-- start of Records for the task --

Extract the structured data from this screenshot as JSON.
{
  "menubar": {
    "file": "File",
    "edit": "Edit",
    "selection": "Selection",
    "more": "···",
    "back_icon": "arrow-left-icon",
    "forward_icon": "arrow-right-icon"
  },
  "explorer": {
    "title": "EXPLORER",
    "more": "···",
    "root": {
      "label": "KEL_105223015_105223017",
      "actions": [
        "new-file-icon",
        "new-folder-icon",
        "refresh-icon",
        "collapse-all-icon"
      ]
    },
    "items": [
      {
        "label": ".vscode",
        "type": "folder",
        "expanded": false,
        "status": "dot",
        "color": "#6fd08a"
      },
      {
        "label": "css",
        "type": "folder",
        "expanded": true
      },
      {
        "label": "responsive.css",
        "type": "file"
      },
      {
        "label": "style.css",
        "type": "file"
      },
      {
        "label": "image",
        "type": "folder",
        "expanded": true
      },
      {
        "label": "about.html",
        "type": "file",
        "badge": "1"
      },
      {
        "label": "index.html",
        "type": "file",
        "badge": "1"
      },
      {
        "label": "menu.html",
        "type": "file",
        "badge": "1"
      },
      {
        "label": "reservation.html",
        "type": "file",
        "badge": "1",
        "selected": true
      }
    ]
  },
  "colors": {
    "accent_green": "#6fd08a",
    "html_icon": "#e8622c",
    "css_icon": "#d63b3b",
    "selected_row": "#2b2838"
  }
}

-- end of Records for the task --

Exactly as they are written, print the entries again.

Extract the structured data from this screenshot as JSON.
{
  "menubar": {
    "file": "File",
    "edit": "Edit",
    "selection": "Selection",
    "more": "···",
    "back_icon": "arrow-left-icon",
    "forward_icon": "arrow-right-icon"
  },
  "explorer": {
    "title": "EXPLORER",
    "more": "···",
    "root": {
      "label": "KEL_105223015_105223017",
      "actions": [
        "new-file-icon",
        "new-folder-icon",
        "refresh-icon",
        "collapse-all-icon"
      ]
    },
    "items": [
      {
        "label": ".vscode",
        "type": "folder",
        "expanded": false,
        "status": "dot",
        "color": "#6fd08a"
      },
      {
        "label": "css",
        "type": "folder",
        "expanded": true
      },
      {
        "label": "responsive.css",
        "type": "file"
      },
      {
        "label": "style.css",
        "type": "file"
      },
      {
        "label": "image",
        "type": "folder",
        "expanded": true
      },
      {
        "label": "about.html",
        "type": "file",
        "badge": "1"
      },
      {
        "label": "index.html",
        "type": "file",
        "badge": "1"
      },
      {
        "label": "menu.html",
        "type": "file",
        "badge": "1"
      },
      {
        "label": "reservation.html",
        "type": "file",
        "badge": "1",
        "selected": true
      }
    ]
  },
  "colors": {
    "accent_green": "#6fd08a",
    "html_icon": "#e8622c",
    "css_icon": "#d63b3b",
    "selected_row": "#2b2838"
  }
}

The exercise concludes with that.